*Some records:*
┄┄┄┄┄┄┄┄┄┄┄┄┄┄┄┄┄┄┄┄
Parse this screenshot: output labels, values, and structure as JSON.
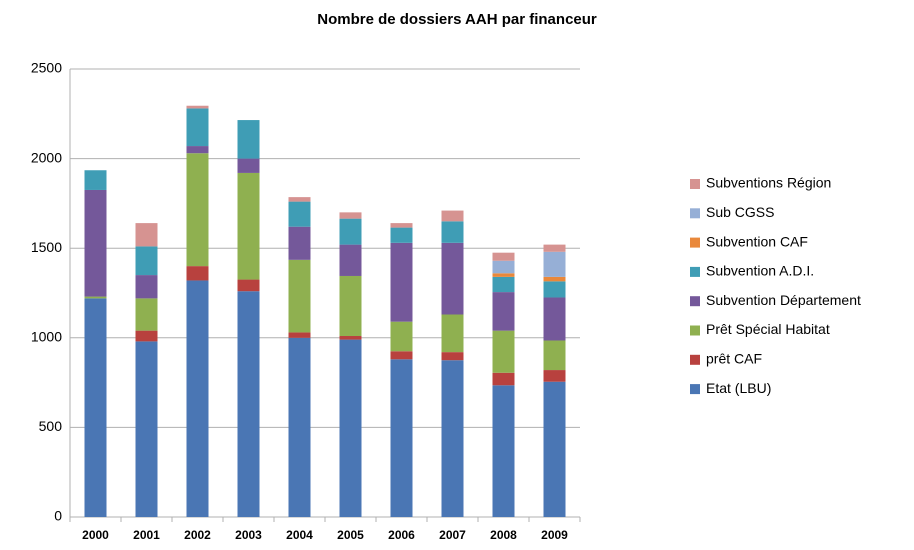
{
  "chart_data": {
    "type": "stacked_bar",
    "title": "Nombre de dossiers AAH par financeur",
    "categories": [
      "2000",
      "2001",
      "2002",
      "2003",
      "2004",
      "2005",
      "2006",
      "2007",
      "2008",
      "2009"
    ],
    "series": [
      {
        "name": "Etat (LBU)",
        "color": "#4a76b4",
        "values": [
          1220,
          980,
          1320,
          1260,
          1000,
          990,
          880,
          875,
          735,
          755
        ]
      },
      {
        "name": "prêt CAF",
        "color": "#b8413e",
        "values": [
          0,
          60,
          80,
          65,
          30,
          20,
          45,
          45,
          70,
          65
        ]
      },
      {
        "name": "Prêt Spécial Habitat",
        "color": "#8fb050",
        "values": [
          10,
          180,
          630,
          595,
          405,
          335,
          165,
          210,
          235,
          165
        ]
      },
      {
        "name": "Subvention Département",
        "color": "#74589a",
        "values": [
          595,
          130,
          40,
          80,
          185,
          175,
          440,
          400,
          215,
          240
        ]
      },
      {
        "name": "Subvention A.D.I.",
        "color": "#3f9db5",
        "values": [
          110,
          160,
          210,
          215,
          140,
          145,
          85,
          120,
          85,
          90
        ]
      },
      {
        "name": "Subvention CAF",
        "color": "#e9883b",
        "values": [
          0,
          0,
          0,
          0,
          0,
          0,
          0,
          0,
          20,
          25
        ]
      },
      {
        "name": "Sub CGSS",
        "color": "#96afd6",
        "values": [
          0,
          0,
          0,
          0,
          0,
          0,
          0,
          0,
          70,
          140
        ]
      },
      {
        "name": "Subventions Région",
        "color": "#d69391",
        "values": [
          0,
          130,
          15,
          0,
          25,
          35,
          25,
          60,
          45,
          40
        ]
      }
    ],
    "ylim": [
      0,
      2500
    ],
    "yticks": [
      0,
      500,
      1000,
      1500,
      2000,
      2500
    ],
    "grid": true
  }
}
┄┄┄┄┄┄┄┄┄┄┄┄┄┄┄┄┄┄┄┄
*EXERCISE PROMPT:* Pictures are to be left out; all else in the entries above is to be quoted exactly.

*THE REPLY:*
Parse this screenshot: output labels, values, and structure as JSON.
{
  "chart_data": {
    "type": "stacked_bar",
    "title": "Nombre de dossiers AAH par financeur",
    "categories": [
      "2000",
      "2001",
      "2002",
      "2003",
      "2004",
      "2005",
      "2006",
      "2007",
      "2008",
      "2009"
    ],
    "series": [
      {
        "name": "Etat (LBU)",
        "color": "#4a76b4",
        "values": [
          1220,
          980,
          1320,
          1260,
          1000,
          990,
          880,
          875,
          735,
          755
        ]
      },
      {
        "name": "prêt CAF",
        "color": "#b8413e",
        "values": [
          0,
          60,
          80,
          65,
          30,
          20,
          45,
          45,
          70,
          65
        ]
      },
      {
        "name": "Prêt Spécial Habitat",
        "color": "#8fb050",
        "values": [
          10,
          180,
          630,
          595,
          405,
          335,
          165,
          210,
          235,
          165
        ]
      },
      {
        "name": "Subvention Département",
        "color": "#74589a",
        "values": [
          595,
          130,
          40,
          80,
          185,
          175,
          440,
          400,
          215,
          240
        ]
      },
      {
        "name": "Subvention A.D.I.",
        "color": "#3f9db5",
        "values": [
          110,
          160,
          210,
          215,
          140,
          145,
          85,
          120,
          85,
          90
        ]
      },
      {
        "name": "Subvention CAF",
        "color": "#e9883b",
        "values": [
          0,
          0,
          0,
          0,
          0,
          0,
          0,
          0,
          20,
          25
        ]
      },
      {
        "name": "Sub CGSS",
        "color": "#96afd6",
        "values": [
          0,
          0,
          0,
          0,
          0,
          0,
          0,
          0,
          70,
          140
        ]
      },
      {
        "name": "Subventions Région",
        "color": "#d69391",
        "values": [
          0,
          130,
          15,
          0,
          25,
          35,
          25,
          60,
          45,
          40
        ]
      }
    ],
    "ylim": [
      0,
      2500
    ],
    "yticks": [
      0,
      500,
      1000,
      1500,
      2000,
      2500
    ],
    "grid": true
  }
}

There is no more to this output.